* Metin Alıntısı:
Cinsiyetçi yaklaşım gebelikten başlıyor
Psikiyatrist Deniz Arık Binbay ise cinsiyetçi bakış açısının daha gebelikten itibaren başladığını hatta daha geriye bile götürebileceğimizi anlatıyor:
“Çocuk fikri anne babanın aklında, zihninde oluşmaya başladığı andan, cinsiyetini düşünmeye başladıkları andan itibaren bazı aktarımlar oluyor. Anneye gebeliğinde ‘kız mı erkek mi’ diye sormaya başlarlar. Kız cevabından sonra ‘Neyse o da evlat!’ gibi talihsiz bir yanıt alındıktan sonra, o annenin zihninde etki olmaması mümkün değil. Bebek tekme attığında; erkek olacaksa futbolcu olacak, kızsa bu çok fena olacak denir. Doğduğu andan itibaren onun çıplaklığına bakış değişiyor. Kız çocuksa pek ortalıkta altı değiştirilmez. Erkek çocuksa açıla açıla, gösterile gösterile değiştirilir. Erkek çocuk deniz kenarında çıplak gezdirilir, kız çocuksa mutlaka bir şey giydirilir.”
“Kızlar hanım hanımcık erkekler akıllı güçlü”
Binbay da, cinsiyetçi dilin oyuncaklardan çizgi filmlere, kitaplara kadar her yerde karşımıza çıktığından ve bunun sakıncalarından bahsediyor:
“Kızların hanım hanımcıklığı, sevimliliği, güzelliği, ev işlerinde becerikliliği; erkeklerin aklı, gücü, girişkenliği her fırsatta vurgulanıyor. Kızların ikincil hizmet eden, erkek çocuğun ise birincil, kıymetli, aktif, girişken ve hizmet edilmesi gereken, her şeyi bilen, hak sahibi bir role çocukluktan itibaren itilmesi, toplumsal denge ve toplum sağlığı açısından çok sakıncalı.
Masallarda kurtarılan prensesler! Prensesler, pasif, bekleyen, el üstünde tutulurken aslında nesneleştirilen ve becerileri azımsanan karakterler. Prenslere baktığımızda hep güçlü, cesur, savaşçı özellikleri ile öne çıktıklarını görürüz. Çizgi filmlerde de aynı karakterler var.
Agresif erkekler, sevimli, çıtı pıtı kızlar. Oyuncakçılara girdiğimizde kız ve erkek çocuklarının oyuncaklarının farklı reyonlarda sergilendiğini görüyoruz. Kız çocuklarının oyuncaklarının arasında tren, araba bulamazsınız. Fırın, çamaşır makinesi, mutfak gereçleri gibi oyuncakları da erkek oyuncakları arasında bulamazsınız. Halbuki aslında oyun her çocuğun en önemli işidir. İlerde nasıl biri olacağını, ne iş yapacağını deneyimler çocuk.”
Prensesler ne iş yapar, prensler sadece prenses mi kurtarır?

* Yapılacak Alıştırmalar:
• 1. Kayıtların ilk satırından başlayıp "793, 537, 809]" ifadesini içeren satıra kadar giden satırları, iki uç da dahil, aynen yazın.
• 2. Çocuklara yönelik cinsiyetçi yaklaşımı anlatan metni bıraktığı noktadan itibaren sürdürün.

* Kaynak Malzeme:

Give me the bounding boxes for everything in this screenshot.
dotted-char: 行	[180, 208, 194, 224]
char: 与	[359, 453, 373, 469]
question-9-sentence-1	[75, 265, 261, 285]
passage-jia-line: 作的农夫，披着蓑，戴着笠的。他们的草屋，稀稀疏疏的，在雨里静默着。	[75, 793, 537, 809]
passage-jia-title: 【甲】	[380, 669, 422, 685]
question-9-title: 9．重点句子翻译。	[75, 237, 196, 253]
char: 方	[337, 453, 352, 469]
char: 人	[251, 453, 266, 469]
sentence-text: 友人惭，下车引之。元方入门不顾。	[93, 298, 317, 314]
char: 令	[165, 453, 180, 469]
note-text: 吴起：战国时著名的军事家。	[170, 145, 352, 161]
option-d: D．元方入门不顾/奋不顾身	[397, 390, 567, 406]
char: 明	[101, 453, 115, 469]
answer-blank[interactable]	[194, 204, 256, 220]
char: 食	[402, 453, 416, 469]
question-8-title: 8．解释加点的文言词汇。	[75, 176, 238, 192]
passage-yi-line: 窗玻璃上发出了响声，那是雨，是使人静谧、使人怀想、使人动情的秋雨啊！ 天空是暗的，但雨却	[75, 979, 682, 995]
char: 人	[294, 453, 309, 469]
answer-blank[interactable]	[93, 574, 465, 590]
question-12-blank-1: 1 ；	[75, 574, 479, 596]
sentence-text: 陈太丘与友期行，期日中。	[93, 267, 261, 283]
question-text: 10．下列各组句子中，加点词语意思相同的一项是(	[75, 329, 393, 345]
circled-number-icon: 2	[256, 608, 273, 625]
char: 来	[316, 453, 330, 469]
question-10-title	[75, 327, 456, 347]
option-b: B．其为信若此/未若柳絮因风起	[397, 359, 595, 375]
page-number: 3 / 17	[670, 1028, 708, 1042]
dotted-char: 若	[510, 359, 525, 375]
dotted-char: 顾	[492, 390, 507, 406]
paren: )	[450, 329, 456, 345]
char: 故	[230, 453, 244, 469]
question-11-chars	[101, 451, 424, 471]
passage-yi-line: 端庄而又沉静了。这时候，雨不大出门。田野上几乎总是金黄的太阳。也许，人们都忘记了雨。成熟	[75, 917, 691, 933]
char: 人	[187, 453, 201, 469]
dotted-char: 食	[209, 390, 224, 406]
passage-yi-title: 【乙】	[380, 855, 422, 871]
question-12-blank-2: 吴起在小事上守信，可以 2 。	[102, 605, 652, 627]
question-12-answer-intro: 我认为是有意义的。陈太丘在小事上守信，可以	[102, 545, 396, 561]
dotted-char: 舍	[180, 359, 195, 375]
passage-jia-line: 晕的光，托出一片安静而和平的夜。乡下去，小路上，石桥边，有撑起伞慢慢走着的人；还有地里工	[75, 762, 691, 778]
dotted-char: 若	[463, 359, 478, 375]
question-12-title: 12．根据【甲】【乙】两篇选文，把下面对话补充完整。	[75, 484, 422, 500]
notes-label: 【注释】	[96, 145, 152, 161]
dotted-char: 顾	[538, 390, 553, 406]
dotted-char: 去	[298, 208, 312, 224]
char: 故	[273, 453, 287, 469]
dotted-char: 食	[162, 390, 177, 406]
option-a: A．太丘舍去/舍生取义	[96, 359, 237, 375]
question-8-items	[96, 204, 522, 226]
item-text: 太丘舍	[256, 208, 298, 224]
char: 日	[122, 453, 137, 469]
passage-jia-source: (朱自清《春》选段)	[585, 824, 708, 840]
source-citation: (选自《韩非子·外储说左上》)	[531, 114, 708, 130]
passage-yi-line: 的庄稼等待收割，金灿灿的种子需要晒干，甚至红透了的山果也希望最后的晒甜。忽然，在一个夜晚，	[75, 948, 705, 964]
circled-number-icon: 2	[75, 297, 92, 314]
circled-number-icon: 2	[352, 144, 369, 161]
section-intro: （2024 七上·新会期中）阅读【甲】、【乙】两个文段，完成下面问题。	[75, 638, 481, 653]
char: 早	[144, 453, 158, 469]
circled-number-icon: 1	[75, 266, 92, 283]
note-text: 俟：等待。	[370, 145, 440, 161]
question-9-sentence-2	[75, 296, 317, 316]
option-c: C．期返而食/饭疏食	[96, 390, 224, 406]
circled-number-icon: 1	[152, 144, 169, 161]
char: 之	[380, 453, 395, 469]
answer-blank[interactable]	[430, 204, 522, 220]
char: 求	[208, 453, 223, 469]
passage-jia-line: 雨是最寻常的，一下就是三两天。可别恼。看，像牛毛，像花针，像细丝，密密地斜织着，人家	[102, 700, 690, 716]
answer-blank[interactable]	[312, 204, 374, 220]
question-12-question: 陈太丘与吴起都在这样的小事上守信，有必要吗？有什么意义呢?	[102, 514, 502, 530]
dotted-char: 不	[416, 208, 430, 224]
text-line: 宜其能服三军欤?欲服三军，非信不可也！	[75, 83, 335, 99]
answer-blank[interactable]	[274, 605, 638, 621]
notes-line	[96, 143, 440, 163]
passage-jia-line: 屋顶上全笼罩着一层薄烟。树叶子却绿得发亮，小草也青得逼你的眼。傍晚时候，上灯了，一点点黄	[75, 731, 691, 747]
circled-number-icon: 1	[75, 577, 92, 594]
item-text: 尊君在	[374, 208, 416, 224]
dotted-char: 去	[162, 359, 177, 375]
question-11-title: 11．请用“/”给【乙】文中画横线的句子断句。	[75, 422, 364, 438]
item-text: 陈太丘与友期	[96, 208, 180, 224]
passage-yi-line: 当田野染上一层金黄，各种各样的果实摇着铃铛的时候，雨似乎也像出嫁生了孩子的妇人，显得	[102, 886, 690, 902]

* Görevlere Göre Yanıtlar:
• 1.
Give me the bounding boxes for everything in this screenshot.
dotted-char: 行	[180, 208, 194, 224]
char: 与	[359, 453, 373, 469]
question-9-sentence-1	[75, 265, 261, 285]
passage-jia-line: 作的农夫，披着蓑，戴着笠的。他们的草屋，稀稀疏疏的，在雨里静默着。	[75, 793, 537, 809]

• 2.
Anne babalar hangi küçük manevralarla, cinsiyetçi tuzaklara düşmekten kurtulur ya da ezber bozar? Deniz Arık Binbay, çok işe yarayacak basit ama etkili tavsiyelerde bulunuyor:
“Çizgi filmleri birlikte izleyip yeri geldiğinde bu konuda ne düşündüğümüzü söyleyebiliriz. Çocuğunuz hangi karakteri neden sevmiş. Prenses olmak isteyen bir kıza şu sorulabilir; Prensesler ne iş yapar? Nasıl geçinir? Sence ne işe yarar? Ne üretir? Veya bu prens ne yapar? Prenses kurtarmak dışında neler yapar? Bunları konuşmak, bu karakterleri gündelik hayatın içine doğru çekebilmek önemli.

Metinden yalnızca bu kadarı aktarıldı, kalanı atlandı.